GIVEN TASK → Extract each line from the entries below that has the string "gradient" in it.
------------------------------------------------------------
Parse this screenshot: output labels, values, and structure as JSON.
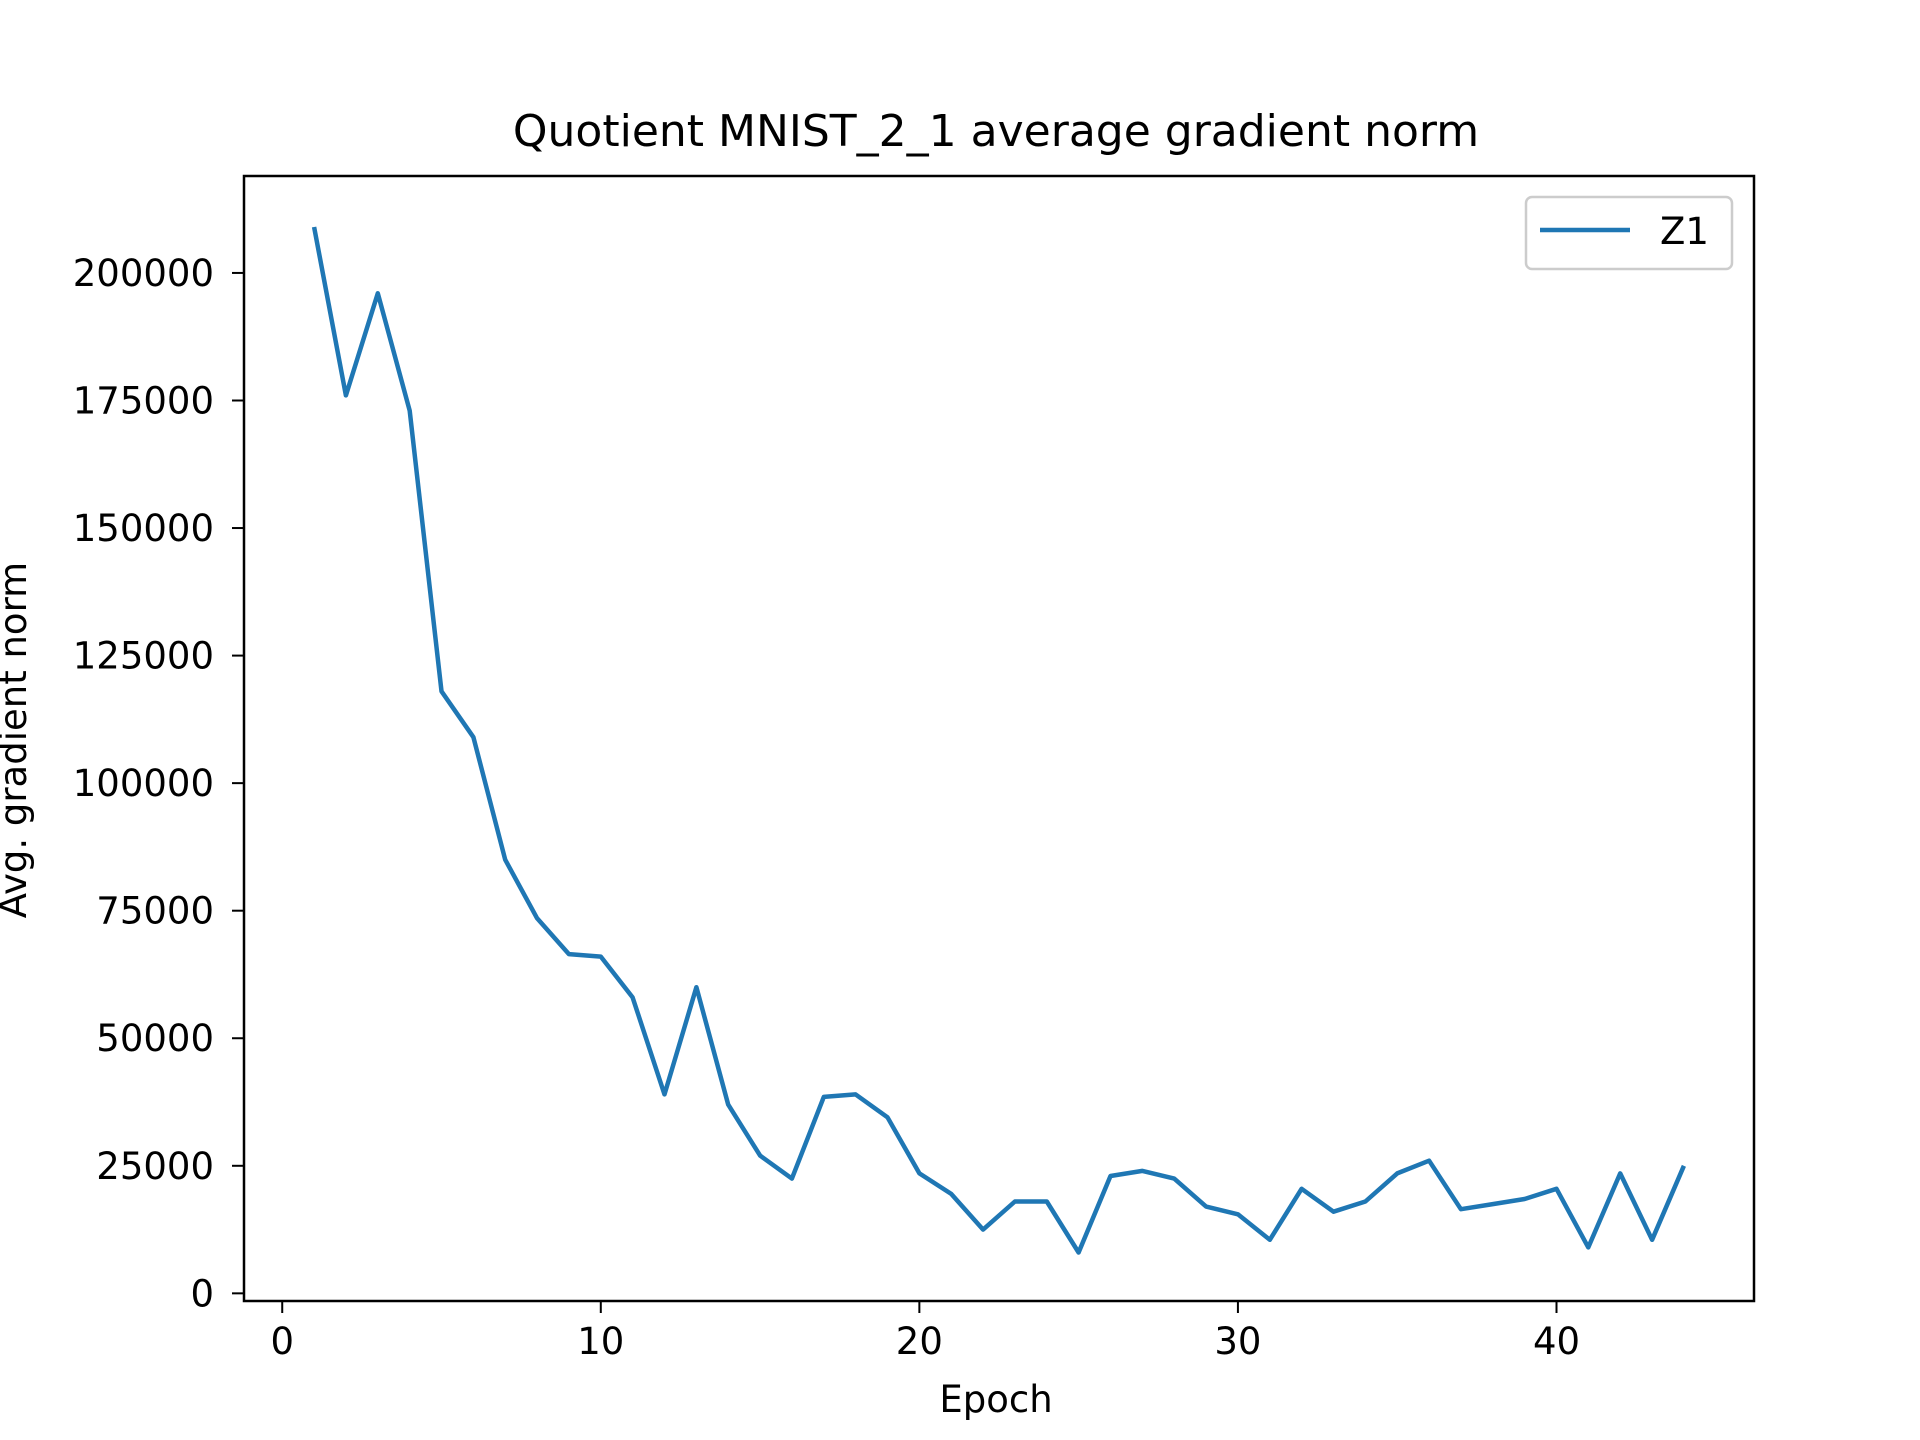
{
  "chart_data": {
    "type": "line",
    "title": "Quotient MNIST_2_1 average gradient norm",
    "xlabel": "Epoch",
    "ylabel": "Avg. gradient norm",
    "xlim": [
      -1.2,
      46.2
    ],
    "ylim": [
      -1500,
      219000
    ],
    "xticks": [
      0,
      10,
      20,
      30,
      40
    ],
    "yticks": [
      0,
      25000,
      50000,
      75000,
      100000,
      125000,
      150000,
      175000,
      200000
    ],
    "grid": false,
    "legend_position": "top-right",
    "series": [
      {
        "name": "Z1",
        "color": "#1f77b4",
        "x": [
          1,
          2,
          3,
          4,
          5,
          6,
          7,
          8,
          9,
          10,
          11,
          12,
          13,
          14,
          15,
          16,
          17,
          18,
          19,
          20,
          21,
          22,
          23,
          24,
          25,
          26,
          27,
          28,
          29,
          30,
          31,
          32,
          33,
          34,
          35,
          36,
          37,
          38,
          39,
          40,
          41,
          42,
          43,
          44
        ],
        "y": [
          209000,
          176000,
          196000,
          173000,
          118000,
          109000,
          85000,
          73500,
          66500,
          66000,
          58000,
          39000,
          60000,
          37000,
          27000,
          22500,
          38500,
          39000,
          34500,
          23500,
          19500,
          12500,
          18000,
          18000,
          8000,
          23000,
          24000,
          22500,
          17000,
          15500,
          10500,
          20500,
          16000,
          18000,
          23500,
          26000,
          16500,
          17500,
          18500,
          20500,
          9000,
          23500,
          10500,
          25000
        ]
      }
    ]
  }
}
------------------------------------------------------------
REPLY →
    "title": "Quotient MNIST_2_1 average gradient norm",
    "ylabel": "Avg. gradient norm",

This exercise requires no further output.